Check every line below for the word "what" and copy each one that has it.

***** Excerpted records

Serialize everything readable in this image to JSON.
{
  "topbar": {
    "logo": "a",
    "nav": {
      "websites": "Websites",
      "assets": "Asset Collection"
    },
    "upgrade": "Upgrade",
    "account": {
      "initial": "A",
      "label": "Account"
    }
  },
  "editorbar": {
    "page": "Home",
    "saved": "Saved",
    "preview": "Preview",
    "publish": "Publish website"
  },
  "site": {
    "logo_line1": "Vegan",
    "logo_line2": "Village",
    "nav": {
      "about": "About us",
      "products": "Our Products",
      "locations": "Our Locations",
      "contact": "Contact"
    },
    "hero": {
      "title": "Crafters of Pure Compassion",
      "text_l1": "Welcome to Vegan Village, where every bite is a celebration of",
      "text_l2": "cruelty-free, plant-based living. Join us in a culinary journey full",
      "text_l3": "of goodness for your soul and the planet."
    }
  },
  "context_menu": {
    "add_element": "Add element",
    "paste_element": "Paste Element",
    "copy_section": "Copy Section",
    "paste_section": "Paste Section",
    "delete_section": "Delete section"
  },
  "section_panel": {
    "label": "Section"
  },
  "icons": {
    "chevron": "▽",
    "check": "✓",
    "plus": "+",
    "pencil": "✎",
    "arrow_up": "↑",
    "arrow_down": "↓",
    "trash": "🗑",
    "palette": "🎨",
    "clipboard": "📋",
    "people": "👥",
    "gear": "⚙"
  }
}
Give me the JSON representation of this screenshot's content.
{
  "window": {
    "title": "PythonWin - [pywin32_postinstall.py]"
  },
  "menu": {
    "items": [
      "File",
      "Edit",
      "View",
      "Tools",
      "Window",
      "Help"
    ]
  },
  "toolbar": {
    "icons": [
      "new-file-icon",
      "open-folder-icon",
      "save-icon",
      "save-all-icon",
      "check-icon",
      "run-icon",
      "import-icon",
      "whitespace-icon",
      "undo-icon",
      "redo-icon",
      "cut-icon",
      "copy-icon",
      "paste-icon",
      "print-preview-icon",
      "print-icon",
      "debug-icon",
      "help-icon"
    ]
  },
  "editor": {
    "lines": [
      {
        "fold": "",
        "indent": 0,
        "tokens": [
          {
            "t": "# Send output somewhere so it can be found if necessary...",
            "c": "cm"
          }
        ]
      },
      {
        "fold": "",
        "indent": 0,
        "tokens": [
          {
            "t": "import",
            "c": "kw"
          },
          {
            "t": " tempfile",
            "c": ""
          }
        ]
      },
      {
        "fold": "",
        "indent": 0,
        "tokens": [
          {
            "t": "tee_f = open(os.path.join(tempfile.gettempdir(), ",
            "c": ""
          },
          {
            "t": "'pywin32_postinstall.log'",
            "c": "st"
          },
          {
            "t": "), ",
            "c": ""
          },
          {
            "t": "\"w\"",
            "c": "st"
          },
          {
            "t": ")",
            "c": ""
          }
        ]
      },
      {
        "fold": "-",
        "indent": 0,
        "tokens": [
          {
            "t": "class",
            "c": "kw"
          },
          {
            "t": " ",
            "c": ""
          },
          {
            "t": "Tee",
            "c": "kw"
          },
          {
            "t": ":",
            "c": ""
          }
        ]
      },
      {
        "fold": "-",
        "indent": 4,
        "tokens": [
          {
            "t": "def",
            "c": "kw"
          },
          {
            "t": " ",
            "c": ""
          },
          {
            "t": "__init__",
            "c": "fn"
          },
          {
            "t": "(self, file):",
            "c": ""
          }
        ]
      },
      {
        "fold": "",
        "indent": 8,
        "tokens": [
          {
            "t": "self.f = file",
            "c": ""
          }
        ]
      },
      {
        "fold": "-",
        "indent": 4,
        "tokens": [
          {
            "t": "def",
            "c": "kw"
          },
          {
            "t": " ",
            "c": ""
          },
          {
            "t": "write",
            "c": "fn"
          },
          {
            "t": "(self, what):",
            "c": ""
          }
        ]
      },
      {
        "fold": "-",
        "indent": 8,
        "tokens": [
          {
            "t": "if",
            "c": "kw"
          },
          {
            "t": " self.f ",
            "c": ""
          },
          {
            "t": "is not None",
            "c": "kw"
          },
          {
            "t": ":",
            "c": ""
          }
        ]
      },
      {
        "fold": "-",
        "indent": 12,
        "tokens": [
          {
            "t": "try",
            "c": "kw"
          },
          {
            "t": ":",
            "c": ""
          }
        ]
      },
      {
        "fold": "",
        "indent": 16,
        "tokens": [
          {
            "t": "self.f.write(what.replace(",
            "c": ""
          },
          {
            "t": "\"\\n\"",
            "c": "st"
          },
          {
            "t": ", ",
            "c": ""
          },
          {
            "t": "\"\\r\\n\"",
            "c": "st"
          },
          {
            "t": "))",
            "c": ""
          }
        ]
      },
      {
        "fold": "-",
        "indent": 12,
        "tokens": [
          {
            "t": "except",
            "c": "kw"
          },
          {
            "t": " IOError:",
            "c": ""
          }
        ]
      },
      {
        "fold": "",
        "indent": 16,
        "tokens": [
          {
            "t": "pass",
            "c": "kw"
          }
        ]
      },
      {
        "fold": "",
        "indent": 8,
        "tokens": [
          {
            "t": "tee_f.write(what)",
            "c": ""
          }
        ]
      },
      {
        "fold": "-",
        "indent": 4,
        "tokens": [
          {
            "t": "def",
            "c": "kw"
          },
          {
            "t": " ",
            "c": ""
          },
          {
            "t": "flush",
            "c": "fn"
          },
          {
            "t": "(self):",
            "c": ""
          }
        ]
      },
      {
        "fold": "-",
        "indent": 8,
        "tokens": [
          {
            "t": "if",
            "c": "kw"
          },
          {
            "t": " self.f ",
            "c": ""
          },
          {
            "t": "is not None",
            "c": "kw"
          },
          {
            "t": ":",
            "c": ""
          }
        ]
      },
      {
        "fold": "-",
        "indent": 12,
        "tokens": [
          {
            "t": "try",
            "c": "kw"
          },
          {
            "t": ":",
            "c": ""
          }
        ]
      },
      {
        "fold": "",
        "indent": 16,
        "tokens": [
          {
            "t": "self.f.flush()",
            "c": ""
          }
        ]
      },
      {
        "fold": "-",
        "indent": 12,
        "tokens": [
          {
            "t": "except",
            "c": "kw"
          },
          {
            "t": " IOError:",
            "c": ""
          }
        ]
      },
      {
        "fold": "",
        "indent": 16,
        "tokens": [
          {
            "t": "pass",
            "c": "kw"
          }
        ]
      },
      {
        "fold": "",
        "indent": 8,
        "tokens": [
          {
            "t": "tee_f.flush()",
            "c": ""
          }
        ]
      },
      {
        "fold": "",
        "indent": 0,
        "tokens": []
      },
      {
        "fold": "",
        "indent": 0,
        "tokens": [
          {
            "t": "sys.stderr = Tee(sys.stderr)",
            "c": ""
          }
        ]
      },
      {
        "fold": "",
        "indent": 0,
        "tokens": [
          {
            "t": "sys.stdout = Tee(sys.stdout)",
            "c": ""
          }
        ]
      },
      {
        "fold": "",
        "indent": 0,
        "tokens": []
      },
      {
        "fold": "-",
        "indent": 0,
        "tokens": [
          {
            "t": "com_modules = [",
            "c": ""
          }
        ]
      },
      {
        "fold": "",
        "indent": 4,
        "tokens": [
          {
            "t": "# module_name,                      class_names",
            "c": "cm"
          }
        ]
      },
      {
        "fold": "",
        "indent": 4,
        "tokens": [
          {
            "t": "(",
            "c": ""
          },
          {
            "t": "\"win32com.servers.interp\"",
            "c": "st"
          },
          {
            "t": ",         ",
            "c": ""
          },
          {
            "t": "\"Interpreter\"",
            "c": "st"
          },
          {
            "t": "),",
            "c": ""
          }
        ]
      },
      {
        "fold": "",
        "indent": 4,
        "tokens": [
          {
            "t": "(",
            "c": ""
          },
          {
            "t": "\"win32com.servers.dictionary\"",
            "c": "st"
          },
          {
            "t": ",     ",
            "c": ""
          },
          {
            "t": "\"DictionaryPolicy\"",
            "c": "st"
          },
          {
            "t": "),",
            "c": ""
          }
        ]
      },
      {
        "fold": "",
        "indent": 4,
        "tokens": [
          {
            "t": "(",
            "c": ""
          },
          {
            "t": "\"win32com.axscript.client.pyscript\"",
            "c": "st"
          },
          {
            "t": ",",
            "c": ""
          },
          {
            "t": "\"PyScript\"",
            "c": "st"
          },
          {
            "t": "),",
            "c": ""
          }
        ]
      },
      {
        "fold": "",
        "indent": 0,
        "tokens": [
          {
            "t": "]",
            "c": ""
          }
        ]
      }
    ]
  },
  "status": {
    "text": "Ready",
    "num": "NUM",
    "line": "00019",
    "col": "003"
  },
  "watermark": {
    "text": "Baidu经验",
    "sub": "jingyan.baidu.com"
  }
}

**********

Response:
            "t": "(self, what):",
            "t": "self.f.write(what.replace(",
            "t": "tee_f.write(what)",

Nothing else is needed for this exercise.